▸ **WORK INSTRUCTIONS**
Exactly as written, retype the listing below, omitting the pictures.
==============================
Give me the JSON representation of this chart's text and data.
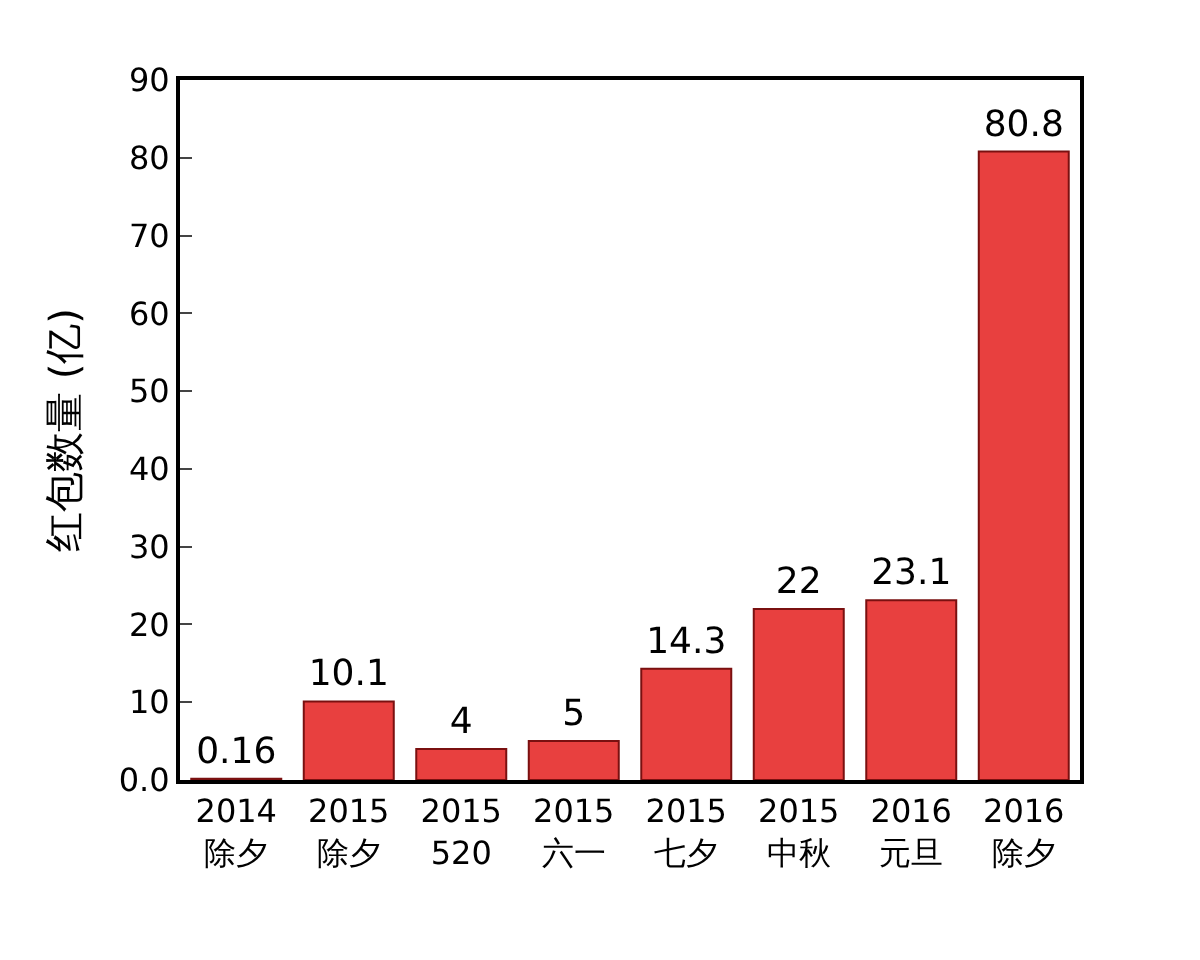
{
  "chart_data": {
    "type": "bar",
    "ylabel": "红包数量 (亿)",
    "categories": [
      "2014\n除夕",
      "2015\n除夕",
      "2015\n520",
      "2015\n六一",
      "2015\n七夕",
      "2015\n中秋",
      "2016\n元旦",
      "2016\n除夕"
    ],
    "values": [
      0.16,
      10.1,
      4,
      5,
      14.3,
      22,
      23.1,
      80.8
    ],
    "color": "#e8403f",
    "ylim": [
      0,
      90
    ],
    "yticks": [
      {
        "value": 0,
        "label": "0.0"
      },
      10,
      20,
      30,
      40,
      50,
      60,
      70,
      80,
      90
    ],
    "data_labels": true,
    "grid": false
  }
}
==============================
▸ **OUTPUT BELOW**
Give me the JSON representation of this chart's text and data.
{
  "chart_data": {
    "type": "bar",
    "ylabel": "红包数量 (亿)",
    "categories": [
      "2014\n除夕",
      "2015\n除夕",
      "2015\n520",
      "2015\n六一",
      "2015\n七夕",
      "2015\n中秋",
      "2016\n元旦",
      "2016\n除夕"
    ],
    "values": [
      0.16,
      10.1,
      4,
      5,
      14.3,
      22,
      23.1,
      80.8
    ],
    "color": "#e8403f",
    "ylim": [
      0,
      90
    ],
    "yticks": [
      {
        "value": 0,
        "label": "0.0"
      },
      10,
      20,
      30,
      40,
      50,
      60,
      70,
      80,
      90
    ],
    "data_labels": true,
    "grid": false
  }
}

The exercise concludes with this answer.